▶ [PROBLEM TO SOLVE]: Give all of the lines again, with nothing added or dropped.

[Lines of data]
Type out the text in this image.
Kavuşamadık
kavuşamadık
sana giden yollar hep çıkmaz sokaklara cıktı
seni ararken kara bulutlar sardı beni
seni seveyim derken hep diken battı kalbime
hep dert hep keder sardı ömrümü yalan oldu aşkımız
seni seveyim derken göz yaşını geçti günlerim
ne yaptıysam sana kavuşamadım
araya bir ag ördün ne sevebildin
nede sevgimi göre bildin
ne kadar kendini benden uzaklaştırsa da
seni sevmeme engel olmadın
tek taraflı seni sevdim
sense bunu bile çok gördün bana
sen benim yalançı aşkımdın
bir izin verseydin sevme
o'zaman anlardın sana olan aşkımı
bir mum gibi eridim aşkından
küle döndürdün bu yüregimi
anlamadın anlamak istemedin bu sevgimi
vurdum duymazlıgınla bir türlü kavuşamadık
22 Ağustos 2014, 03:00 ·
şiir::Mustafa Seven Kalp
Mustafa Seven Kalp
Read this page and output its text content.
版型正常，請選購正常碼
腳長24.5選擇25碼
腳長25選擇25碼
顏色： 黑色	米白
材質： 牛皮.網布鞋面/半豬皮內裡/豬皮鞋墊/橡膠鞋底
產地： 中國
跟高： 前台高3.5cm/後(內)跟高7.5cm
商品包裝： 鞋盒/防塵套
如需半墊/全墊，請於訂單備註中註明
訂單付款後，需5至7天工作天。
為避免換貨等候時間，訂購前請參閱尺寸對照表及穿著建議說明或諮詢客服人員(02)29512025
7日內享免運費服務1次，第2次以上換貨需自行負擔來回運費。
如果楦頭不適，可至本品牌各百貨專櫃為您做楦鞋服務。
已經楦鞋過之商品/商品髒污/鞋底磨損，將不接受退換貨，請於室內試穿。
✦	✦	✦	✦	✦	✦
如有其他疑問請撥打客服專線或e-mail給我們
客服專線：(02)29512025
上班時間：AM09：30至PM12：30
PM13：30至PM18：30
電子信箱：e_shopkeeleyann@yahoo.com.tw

▶ [OUTPUT FOR THIS TASK]:
Type out the text in this image.
Kavuşamadık
kavuşamadık
sana giden yollar hep çıkmaz sokaklara cıktı
seni ararken kara bulutlar sardı beni
seni seveyim derken hep diken battı kalbime
hep dert hep keder sardı ömrümü yalan oldu aşkımız
seni seveyim derken göz yaşını geçti günlerim
ne yaptıysam sana kavuşamadım
araya bir ag ördün ne sevebildin
nede sevgimi göre bildin
ne kadar kendini benden uzaklaştırsa da
seni sevmeme engel olmadın
tek taraflı seni sevdim
sense bunu bile çok gördün bana
sen benim yalançı aşkımdın
bir izin verseydin sevme
o'zaman anlardın sana olan aşkımı
bir mum gibi eridim aşkından
küle döndürdün bu yüregimi
anlamadın anlamak istemedin bu sevgimi
vurdum duymazlıgınla bir türlü kavuşamadık
22 Ağustos 2014, 03:00 ·
şiir::Mustafa Seven Kalp
Mustafa Seven Kalp
Read this page and output its text content.
版型正常，請選購正常碼
腳長24.5選擇25碼
腳長25選擇25碼
顏色： 黑色	米白
材質： 牛皮.網布鞋面/半豬皮內裡/豬皮鞋墊/橡膠鞋底
產地： 中國
跟高： 前台高3.5cm/後(內)跟高7.5cm
商品包裝： 鞋盒/防塵套
如需半墊/全墊，請於訂單備註中註明
訂單付款後，需5至7天工作天。
為避免換貨等候時間，訂購前請參閱尺寸對照表及穿著建議說明或諮詢客服人員(02)29512025
7日內享免運費服務1次，第2次以上換貨需自行負擔來回運費。
如果楦頭不適，可至本品牌各百貨專櫃為您做楦鞋服務。
已經楦鞋過之商品/商品髒污/鞋底磨損，將不接受退換貨，請於室內試穿。
✦	✦	✦	✦	✦	✦
如有其他疑問請撥打客服專線或e-mail給我們
客服專線：(02)29512025
上班時間：AM09：30至PM12：30
PM13：30至PM18：30
電子信箱：e_shopkeeleyann@yahoo.com.tw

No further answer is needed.